<<<<

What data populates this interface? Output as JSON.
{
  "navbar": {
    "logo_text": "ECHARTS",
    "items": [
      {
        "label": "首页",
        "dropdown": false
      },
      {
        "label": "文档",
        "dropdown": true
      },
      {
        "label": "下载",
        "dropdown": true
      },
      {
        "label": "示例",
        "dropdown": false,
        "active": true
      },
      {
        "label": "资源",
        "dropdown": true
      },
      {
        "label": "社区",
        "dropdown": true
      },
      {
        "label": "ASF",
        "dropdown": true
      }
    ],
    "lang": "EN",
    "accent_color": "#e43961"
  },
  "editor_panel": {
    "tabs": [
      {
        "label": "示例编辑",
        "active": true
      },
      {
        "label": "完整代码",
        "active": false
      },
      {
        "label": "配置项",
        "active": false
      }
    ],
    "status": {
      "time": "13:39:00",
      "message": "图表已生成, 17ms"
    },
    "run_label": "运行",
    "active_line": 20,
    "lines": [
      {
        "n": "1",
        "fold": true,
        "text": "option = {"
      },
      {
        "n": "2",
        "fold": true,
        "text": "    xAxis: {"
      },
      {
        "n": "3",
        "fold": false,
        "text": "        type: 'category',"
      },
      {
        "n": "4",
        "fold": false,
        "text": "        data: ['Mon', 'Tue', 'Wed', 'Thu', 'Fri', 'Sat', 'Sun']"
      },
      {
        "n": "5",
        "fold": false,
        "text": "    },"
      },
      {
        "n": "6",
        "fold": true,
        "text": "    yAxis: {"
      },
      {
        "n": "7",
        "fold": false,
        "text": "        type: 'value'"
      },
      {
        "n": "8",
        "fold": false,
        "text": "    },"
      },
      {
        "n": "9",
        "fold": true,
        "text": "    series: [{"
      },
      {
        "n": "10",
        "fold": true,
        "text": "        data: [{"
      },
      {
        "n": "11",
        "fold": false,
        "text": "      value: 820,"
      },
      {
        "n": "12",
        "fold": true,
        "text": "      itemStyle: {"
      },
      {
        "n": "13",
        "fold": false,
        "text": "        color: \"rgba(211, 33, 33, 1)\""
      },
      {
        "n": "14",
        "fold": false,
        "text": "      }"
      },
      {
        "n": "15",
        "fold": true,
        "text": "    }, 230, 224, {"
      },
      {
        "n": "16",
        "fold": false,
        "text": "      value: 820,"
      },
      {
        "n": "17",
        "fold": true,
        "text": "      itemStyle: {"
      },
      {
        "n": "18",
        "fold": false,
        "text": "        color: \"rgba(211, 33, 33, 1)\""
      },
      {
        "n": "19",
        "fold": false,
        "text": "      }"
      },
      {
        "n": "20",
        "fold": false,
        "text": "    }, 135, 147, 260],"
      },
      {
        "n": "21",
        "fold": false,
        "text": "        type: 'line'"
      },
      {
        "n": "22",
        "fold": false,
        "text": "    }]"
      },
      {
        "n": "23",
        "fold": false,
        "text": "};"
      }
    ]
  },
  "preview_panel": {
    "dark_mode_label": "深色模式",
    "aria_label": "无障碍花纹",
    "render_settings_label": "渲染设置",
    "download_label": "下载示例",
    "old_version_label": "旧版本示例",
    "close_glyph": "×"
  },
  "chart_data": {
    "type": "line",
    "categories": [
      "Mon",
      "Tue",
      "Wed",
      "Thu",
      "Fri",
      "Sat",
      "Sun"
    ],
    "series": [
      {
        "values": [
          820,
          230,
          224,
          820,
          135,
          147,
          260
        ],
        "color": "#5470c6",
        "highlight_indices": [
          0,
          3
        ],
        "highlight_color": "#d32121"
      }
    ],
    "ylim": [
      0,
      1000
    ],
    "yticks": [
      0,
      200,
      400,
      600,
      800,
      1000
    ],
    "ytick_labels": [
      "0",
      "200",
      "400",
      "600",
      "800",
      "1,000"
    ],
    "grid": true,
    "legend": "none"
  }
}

>>>>

Reproduce the listing shown above in its entirety, exactly.

What data populates this interface? Output as JSON.
{
  "navbar": {
    "logo_text": "ECHARTS",
    "items": [
      {
        "label": "首页",
        "dropdown": false
      },
      {
        "label": "文档",
        "dropdown": true
      },
      {
        "label": "下载",
        "dropdown": true
      },
      {
        "label": "示例",
        "dropdown": false,
        "active": true
      },
      {
        "label": "资源",
        "dropdown": true
      },
      {
        "label": "社区",
        "dropdown": true
      },
      {
        "label": "ASF",
        "dropdown": true
      }
    ],
    "lang": "EN",
    "accent_color": "#e43961"
  },
  "editor_panel": {
    "tabs": [
      {
        "label": "示例编辑",
        "active": true
      },
      {
        "label": "完整代码",
        "active": false
      },
      {
        "label": "配置项",
        "active": false
      }
    ],
    "status": {
      "time": "13:39:00",
      "message": "图表已生成, 17ms"
    },
    "run_label": "运行",
    "active_line": 20,
    "lines": [
      {
        "n": "1",
        "fold": true,
        "text": "option = {"
      },
      {
        "n": "2",
        "fold": true,
        "text": "    xAxis: {"
      },
      {
        "n": "3",
        "fold": false,
        "text": "        type: 'category',"
      },
      {
        "n": "4",
        "fold": false,
        "text": "        data: ['Mon', 'Tue', 'Wed', 'Thu', 'Fri', 'Sat', 'Sun']"
      },
      {
        "n": "5",
        "fold": false,
        "text": "    },"
      },
      {
        "n": "6",
        "fold": true,
        "text": "    yAxis: {"
      },
      {
        "n": "7",
        "fold": false,
        "text": "        type: 'value'"
      },
      {
        "n": "8",
        "fold": false,
        "text": "    },"
      },
      {
        "n": "9",
        "fold": true,
        "text": "    series: [{"
      },
      {
        "n": "10",
        "fold": true,
        "text": "        data: [{"
      },
      {
        "n": "11",
        "fold": false,
        "text": "      value: 820,"
      },
      {
        "n": "12",
        "fold": true,
        "text": "      itemStyle: {"
      },
      {
        "n": "13",
        "fold": false,
        "text": "        color: \"rgba(211, 33, 33, 1)\""
      },
      {
        "n": "14",
        "fold": false,
        "text": "      }"
      },
      {
        "n": "15",
        "fold": true,
        "text": "    }, 230, 224, {"
      },
      {
        "n": "16",
        "fold": false,
        "text": "      value: 820,"
      },
      {
        "n": "17",
        "fold": true,
        "text": "      itemStyle: {"
      },
      {
        "n": "18",
        "fold": false,
        "text": "        color: \"rgba(211, 33, 33, 1)\""
      },
      {
        "n": "19",
        "fold": false,
        "text": "      }"
      },
      {
        "n": "20",
        "fold": false,
        "text": "    }, 135, 147, 260],"
      },
      {
        "n": "21",
        "fold": false,
        "text": "        type: 'line'"
      },
      {
        "n": "22",
        "fold": false,
        "text": "    }]"
      },
      {
        "n": "23",
        "fold": false,
        "text": "};"
      }
    ]
  },
  "preview_panel": {
    "dark_mode_label": "深色模式",
    "aria_label": "无障碍花纹",
    "render_settings_label": "渲染设置",
    "download_label": "下载示例",
    "old_version_label": "旧版本示例",
    "close_glyph": "×"
  },
  "chart_data": {
    "type": "line",
    "categories": [
      "Mon",
      "Tue",
      "Wed",
      "Thu",
      "Fri",
      "Sat",
      "Sun"
    ],
    "series": [
      {
        "values": [
          820,
          230,
          224,
          820,
          135,
          147,
          260
        ],
        "color": "#5470c6",
        "highlight_indices": [
          0,
          3
        ],
        "highlight_color": "#d32121"
      }
    ],
    "ylim": [
      0,
      1000
    ],
    "yticks": [
      0,
      200,
      400,
      600,
      800,
      1000
    ],
    "ytick_labels": [
      "0",
      "200",
      "400",
      "600",
      "800",
      "1,000"
    ],
    "grid": true,
    "legend": "none"
  }
}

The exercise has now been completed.